> [Task instructions]
Each record below is to be reproduced without any change.
--- Material supplied ---
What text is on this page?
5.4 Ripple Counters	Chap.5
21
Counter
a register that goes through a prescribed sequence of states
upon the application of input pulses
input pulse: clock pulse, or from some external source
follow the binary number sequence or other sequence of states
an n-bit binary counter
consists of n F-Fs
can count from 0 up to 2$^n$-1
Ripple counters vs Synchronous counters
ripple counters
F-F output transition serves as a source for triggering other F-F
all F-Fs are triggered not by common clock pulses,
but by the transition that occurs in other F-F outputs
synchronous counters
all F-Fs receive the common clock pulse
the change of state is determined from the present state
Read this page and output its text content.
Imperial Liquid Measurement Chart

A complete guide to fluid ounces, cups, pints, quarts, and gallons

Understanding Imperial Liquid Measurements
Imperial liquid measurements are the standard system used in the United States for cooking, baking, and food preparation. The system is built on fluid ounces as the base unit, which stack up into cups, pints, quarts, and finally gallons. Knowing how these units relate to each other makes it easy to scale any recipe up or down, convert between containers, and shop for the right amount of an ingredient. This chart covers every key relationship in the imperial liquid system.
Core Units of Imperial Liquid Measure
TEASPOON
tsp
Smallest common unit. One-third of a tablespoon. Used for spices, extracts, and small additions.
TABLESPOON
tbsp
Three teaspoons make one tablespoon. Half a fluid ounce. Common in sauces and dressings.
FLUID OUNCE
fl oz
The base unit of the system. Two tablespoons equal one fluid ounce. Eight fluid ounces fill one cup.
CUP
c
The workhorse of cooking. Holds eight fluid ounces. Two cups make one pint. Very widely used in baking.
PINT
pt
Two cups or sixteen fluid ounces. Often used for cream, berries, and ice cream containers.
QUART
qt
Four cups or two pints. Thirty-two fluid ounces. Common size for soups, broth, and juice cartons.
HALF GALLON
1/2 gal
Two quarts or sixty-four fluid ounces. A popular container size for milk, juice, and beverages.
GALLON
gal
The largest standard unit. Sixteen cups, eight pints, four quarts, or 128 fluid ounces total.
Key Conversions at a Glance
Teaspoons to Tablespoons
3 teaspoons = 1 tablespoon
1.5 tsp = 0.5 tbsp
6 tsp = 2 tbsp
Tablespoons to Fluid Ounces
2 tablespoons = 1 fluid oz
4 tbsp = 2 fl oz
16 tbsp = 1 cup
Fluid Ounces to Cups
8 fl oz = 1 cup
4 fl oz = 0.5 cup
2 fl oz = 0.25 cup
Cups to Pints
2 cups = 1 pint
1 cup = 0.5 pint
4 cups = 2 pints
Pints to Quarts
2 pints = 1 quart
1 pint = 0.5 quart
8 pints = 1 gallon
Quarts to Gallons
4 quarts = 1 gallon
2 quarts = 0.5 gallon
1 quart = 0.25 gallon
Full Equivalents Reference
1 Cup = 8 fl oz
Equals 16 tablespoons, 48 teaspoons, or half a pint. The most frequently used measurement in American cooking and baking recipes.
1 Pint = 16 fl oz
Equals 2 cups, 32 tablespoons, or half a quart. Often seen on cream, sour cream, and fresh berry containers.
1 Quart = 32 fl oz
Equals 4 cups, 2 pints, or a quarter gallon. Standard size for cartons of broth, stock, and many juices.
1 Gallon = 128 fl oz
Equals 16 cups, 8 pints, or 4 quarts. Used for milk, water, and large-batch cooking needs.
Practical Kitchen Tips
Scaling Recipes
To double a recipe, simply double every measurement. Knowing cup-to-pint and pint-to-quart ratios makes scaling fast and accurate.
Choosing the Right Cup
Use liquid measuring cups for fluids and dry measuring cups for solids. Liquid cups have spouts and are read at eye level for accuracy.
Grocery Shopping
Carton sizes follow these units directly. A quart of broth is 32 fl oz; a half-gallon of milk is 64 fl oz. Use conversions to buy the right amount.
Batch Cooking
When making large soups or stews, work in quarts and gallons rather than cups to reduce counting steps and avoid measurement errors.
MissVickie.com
---
> [Final result]
What text is on this page?
5.4 Ripple Counters	Chap.5
21
Counter
a register that goes through a prescribed sequence of states
upon the application of input pulses
input pulse: clock pulse, or from some external source
follow the binary number sequence or other sequence of states
an n-bit binary counter
consists of n F-Fs
can count from 0 up to 2$^n$-1
Ripple counters vs Synchronous counters
ripple counters
F-F output transition serves as a source for triggering other F-F
all F-Fs are triggered not by common clock pulses,
but by the transition that occurs in other F-F outputs
synchronous counters
all F-Fs receive the common clock pulse
the change of state is determined from the present state
Read this page and output its text content.
Imperial Liquid Measurement Chart

A complete guide to fluid ounces, cups, pints, quarts, and gallons

Understanding Imperial Liquid Measurements
Imperial liquid measurements are the standard system used in the United States for cooking, baking, and food preparation. The system is built on fluid ounces as the base unit, which stack up into cups, pints, quarts, and finally gallons. Knowing how these units relate to each other makes it easy to scale any recipe up or down, convert between containers, and shop for the right amount of an ingredient. This chart covers every key relationship in the imperial liquid system.
Core Units of Imperial Liquid Measure
TEASPOON
tsp
Smallest common unit. One-third of a tablespoon. Used for spices, extracts, and small additions.
TABLESPOON
tbsp
Three teaspoons make one tablespoon. Half a fluid ounce. Common in sauces and dressings.
FLUID OUNCE
fl oz
The base unit of the system. Two tablespoons equal one fluid ounce. Eight fluid ounces fill one cup.
CUP
c
The workhorse of cooking. Holds eight fluid ounces. Two cups make one pint. Very widely used in baking.
PINT
pt
Two cups or sixteen fluid ounces. Often used for cream, berries, and ice cream containers.
QUART
qt
Four cups or two pints. Thirty-two fluid ounces. Common size for soups, broth, and juice cartons.
HALF GALLON
1/2 gal
Two quarts or sixty-four fluid ounces. A popular container size for milk, juice, and beverages.
GALLON
gal
The largest standard unit. Sixteen cups, eight pints, four quarts, or 128 fluid ounces total.
Key Conversions at a Glance
Teaspoons to Tablespoons
3 teaspoons = 1 tablespoon
1.5 tsp = 0.5 tbsp
6 tsp = 2 tbsp
Tablespoons to Fluid Ounces
2 tablespoons = 1 fluid oz
4 tbsp = 2 fl oz
16 tbsp = 1 cup
Fluid Ounces to Cups
8 fl oz = 1 cup
4 fl oz = 0.5 cup
2 fl oz = 0.25 cup
Cups to Pints
2 cups = 1 pint
1 cup = 0.5 pint
4 cups = 2 pints
Pints to Quarts
2 pints = 1 quart
1 pint = 0.5 quart
8 pints = 1 gallon
Quarts to Gallons
4 quarts = 1 gallon
2 quarts = 0.5 gallon
1 quart = 0.25 gallon
Full Equivalents Reference
1 Cup = 8 fl oz
Equals 16 tablespoons, 48 teaspoons, or half a pint. The most frequently used measurement in American cooking and baking recipes.
1 Pint = 16 fl oz
Equals 2 cups, 32 tablespoons, or half a quart. Often seen on cream, sour cream, and fresh berry containers.
1 Quart = 32 fl oz
Equals 4 cups, 2 pints, or a quarter gallon. Standard size for cartons of broth, stock, and many juices.
1 Gallon = 128 fl oz
Equals 16 cups, 8 pints, or 4 quarts. Used for milk, water, and large-batch cooking needs.
Practical Kitchen Tips
Scaling Recipes
To double a recipe, simply double every measurement. Knowing cup-to-pint and pint-to-quart ratios makes scaling fast and accurate.
Choosing the Right Cup
Use liquid measuring cups for fluids and dry measuring cups for solids. Liquid cups have spouts and are read at eye level for accuracy.
Grocery Shopping
Carton sizes follow these units directly. A quart of broth is 32 fl oz; a half-gallon of milk is 64 fl oz. Use conversions to buy the right amount.
Batch Cooking
When making large soups or stews, work in quarts and gallons rather than cups to reduce counting steps and avoid measurement errors.
MissVickie.com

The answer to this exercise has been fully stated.